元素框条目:
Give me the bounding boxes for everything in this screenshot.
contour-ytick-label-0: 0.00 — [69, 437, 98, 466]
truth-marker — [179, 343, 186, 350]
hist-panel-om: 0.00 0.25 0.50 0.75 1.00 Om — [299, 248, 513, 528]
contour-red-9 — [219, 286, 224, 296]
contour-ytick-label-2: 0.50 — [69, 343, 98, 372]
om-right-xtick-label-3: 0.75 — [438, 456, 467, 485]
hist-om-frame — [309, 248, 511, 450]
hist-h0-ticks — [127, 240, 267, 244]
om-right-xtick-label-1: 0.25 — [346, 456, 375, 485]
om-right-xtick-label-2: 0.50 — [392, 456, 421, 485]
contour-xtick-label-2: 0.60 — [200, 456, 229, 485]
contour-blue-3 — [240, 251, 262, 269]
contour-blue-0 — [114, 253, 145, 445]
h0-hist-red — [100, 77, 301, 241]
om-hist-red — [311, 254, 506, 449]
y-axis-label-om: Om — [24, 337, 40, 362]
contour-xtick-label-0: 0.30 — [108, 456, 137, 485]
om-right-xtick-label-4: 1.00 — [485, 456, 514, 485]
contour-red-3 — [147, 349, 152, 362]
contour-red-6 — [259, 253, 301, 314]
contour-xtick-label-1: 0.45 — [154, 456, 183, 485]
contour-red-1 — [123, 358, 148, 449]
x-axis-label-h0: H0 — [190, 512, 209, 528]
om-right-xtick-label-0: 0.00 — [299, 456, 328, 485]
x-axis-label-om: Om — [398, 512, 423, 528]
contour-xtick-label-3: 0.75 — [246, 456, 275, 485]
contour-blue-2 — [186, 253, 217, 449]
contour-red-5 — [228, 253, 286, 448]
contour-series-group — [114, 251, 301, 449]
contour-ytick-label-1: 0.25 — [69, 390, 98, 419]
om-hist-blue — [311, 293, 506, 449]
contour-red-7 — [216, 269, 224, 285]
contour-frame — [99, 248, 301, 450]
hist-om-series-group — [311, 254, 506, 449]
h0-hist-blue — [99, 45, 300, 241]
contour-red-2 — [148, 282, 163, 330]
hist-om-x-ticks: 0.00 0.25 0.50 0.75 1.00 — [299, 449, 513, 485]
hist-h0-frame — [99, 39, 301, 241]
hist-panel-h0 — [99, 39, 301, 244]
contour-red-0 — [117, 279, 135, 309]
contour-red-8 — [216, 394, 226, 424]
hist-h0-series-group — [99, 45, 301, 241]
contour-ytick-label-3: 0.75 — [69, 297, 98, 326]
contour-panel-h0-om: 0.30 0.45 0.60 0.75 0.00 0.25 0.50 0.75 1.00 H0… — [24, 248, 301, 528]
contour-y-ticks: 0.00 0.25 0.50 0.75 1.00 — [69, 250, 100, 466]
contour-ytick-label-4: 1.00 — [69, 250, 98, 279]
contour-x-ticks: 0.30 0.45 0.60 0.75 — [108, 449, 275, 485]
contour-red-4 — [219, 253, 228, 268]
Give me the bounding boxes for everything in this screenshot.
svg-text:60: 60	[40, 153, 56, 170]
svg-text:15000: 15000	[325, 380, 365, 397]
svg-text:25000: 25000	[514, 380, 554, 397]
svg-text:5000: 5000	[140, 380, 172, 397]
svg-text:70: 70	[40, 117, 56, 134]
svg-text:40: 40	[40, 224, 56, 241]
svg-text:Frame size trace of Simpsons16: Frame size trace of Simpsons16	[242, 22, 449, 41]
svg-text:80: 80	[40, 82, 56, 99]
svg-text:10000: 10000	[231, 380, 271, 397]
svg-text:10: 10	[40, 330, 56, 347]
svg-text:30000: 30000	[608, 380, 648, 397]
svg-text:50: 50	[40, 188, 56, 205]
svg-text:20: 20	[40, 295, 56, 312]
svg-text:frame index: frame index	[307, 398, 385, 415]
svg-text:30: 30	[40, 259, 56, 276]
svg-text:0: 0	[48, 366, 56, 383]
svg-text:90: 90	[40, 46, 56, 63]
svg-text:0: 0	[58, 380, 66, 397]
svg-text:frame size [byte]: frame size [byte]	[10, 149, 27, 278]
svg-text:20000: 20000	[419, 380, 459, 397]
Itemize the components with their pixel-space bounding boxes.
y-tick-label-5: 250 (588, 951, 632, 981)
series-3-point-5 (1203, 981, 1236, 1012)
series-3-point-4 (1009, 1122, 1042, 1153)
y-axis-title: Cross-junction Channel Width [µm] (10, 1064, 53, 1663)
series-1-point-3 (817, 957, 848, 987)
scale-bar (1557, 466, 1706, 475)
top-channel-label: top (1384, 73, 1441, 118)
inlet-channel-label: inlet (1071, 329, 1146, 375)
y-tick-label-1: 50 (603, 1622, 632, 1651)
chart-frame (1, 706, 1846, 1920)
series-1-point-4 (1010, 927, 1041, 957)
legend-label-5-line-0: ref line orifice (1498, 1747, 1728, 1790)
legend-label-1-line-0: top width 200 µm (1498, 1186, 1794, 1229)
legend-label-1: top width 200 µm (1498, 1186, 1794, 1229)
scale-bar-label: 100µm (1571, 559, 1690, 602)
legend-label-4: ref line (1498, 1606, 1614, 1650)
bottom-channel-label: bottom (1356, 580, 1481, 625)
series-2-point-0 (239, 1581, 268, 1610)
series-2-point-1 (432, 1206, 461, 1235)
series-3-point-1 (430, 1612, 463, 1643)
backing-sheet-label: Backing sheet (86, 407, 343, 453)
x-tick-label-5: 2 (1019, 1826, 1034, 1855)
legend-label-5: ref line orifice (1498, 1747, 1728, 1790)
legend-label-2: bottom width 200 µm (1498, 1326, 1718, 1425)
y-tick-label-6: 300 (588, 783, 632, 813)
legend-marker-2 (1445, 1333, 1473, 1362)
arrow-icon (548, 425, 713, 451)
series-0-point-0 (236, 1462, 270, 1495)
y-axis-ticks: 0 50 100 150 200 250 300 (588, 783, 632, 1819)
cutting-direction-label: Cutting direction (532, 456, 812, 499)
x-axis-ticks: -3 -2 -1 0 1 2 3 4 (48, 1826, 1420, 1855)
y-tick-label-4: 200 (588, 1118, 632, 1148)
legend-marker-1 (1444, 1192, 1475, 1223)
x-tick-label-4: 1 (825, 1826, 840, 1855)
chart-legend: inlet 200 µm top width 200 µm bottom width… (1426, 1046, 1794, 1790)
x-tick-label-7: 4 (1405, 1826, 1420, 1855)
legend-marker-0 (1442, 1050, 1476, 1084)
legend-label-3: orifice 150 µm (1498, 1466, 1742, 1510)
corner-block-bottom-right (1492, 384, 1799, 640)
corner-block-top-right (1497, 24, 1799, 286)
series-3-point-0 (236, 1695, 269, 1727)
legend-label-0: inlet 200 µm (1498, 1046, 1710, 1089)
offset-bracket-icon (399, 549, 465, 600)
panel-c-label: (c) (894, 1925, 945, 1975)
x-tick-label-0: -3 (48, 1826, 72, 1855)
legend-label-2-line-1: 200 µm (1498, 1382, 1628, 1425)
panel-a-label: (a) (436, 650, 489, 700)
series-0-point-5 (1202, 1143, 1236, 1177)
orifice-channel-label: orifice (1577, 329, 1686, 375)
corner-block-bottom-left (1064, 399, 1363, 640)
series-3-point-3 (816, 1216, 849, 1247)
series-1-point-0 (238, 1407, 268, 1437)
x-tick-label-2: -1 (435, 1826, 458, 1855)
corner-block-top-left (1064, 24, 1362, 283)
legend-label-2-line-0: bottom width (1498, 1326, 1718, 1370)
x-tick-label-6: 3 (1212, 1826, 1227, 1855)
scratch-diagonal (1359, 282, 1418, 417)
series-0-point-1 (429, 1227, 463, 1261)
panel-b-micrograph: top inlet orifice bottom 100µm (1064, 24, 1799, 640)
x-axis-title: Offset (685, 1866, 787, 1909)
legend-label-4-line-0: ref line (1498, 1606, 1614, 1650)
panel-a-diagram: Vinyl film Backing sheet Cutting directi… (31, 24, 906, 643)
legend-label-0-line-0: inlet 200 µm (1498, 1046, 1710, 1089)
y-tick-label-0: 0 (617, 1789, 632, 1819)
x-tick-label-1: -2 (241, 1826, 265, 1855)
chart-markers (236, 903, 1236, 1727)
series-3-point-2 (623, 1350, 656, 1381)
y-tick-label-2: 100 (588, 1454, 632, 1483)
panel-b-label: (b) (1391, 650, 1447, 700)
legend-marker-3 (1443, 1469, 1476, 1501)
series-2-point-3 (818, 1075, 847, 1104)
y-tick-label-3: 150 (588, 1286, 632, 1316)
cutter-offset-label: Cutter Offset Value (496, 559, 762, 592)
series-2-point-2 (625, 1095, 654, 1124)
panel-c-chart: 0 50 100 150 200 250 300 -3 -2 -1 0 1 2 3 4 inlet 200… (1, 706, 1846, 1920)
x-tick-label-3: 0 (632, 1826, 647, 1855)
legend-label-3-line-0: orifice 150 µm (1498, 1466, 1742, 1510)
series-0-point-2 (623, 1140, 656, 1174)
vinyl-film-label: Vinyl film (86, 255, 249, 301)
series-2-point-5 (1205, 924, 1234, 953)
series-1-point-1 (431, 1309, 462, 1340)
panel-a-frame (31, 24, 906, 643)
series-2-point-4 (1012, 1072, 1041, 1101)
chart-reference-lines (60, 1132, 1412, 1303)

● **任务提示**: 从条目开头到包含“contour-red-4 — [219, 253, 228, 268]”的那一行为止，把这一段里的“contour-red”全部重命名为“contour-orange”，其余内容保持不变，只给出这些行。

● **书面回答**:
Give me the bounding boxes for everything in this screenshot.
contour-ytick-label-0: 0.00 — [69, 437, 98, 466]
truth-marker — [179, 343, 186, 350]
hist-panel-om: 0.00 0.25 0.50 0.75 1.00 Om — [299, 248, 513, 528]
contour-orange-9 — [219, 286, 224, 296]
contour-ytick-label-2: 0.50 — [69, 343, 98, 372]
om-right-xtick-label-3: 0.75 — [438, 456, 467, 485]
hist-om-frame — [309, 248, 511, 450]
hist-h0-ticks — [127, 240, 267, 244]
om-right-xtick-label-1: 0.25 — [346, 456, 375, 485]
om-right-xtick-label-2: 0.50 — [392, 456, 421, 485]
contour-xtick-label-2: 0.60 — [200, 456, 229, 485]
contour-blue-3 — [240, 251, 262, 269]
contour-blue-0 — [114, 253, 145, 445]
h0-hist-red — [100, 77, 301, 241]
om-hist-red — [311, 254, 506, 449]
y-axis-label-om: Om — [24, 337, 40, 362]
contour-xtick-label-0: 0.30 — [108, 456, 137, 485]
om-right-xtick-label-4: 1.00 — [485, 456, 514, 485]
contour-orange-3 — [147, 349, 152, 362]
contour-orange-6 — [259, 253, 301, 314]
contour-xtick-label-1: 0.45 — [154, 456, 183, 485]
contour-orange-1 — [123, 358, 148, 449]
x-axis-label-h0: H0 — [190, 512, 209, 528]
om-right-xtick-label-0: 0.00 — [299, 456, 328, 485]
x-axis-label-om: Om — [398, 512, 423, 528]
contour-xtick-label-3: 0.75 — [246, 456, 275, 485]
contour-blue-2 — [186, 253, 217, 449]
contour-orange-5 — [228, 253, 286, 448]
contour-series-group — [114, 251, 301, 449]
contour-ytick-label-1: 0.25 — [69, 390, 98, 419]
om-hist-blue — [311, 293, 506, 449]
contour-orange-7 — [216, 269, 224, 285]
contour-frame — [99, 248, 301, 450]
hist-om-series-group — [311, 254, 506, 449]
h0-hist-blue — [99, 45, 300, 241]
contour-orange-2 — [148, 282, 163, 330]
hist-om-x-ticks: 0.00 0.25 0.50 0.75 1.00 — [299, 449, 513, 485]
hist-h0-frame — [99, 39, 301, 241]
hist-panel-h0 — [99, 39, 301, 244]
contour-orange-0 — [117, 279, 135, 309]
contour-orange-8 — [216, 394, 226, 424]
hist-h0-series-group — [99, 45, 301, 241]
contour-ytick-label-3: 0.75 — [69, 297, 98, 326]
contour-panel-h0-om: 0.30 0.45 0.60 0.75 0.00 0.25 0.50 0.75 1.00 H0… — [24, 248, 301, 528]
contour-y-ticks: 0.00 0.25 0.50 0.75 1.00 — [69, 250, 100, 466]
contour-ytick-label-4: 1.00 — [69, 250, 98, 279]
contour-x-ticks: 0.30 0.45 0.60 0.75 — [108, 449, 275, 485]
contour-orange-4 — [219, 253, 228, 268]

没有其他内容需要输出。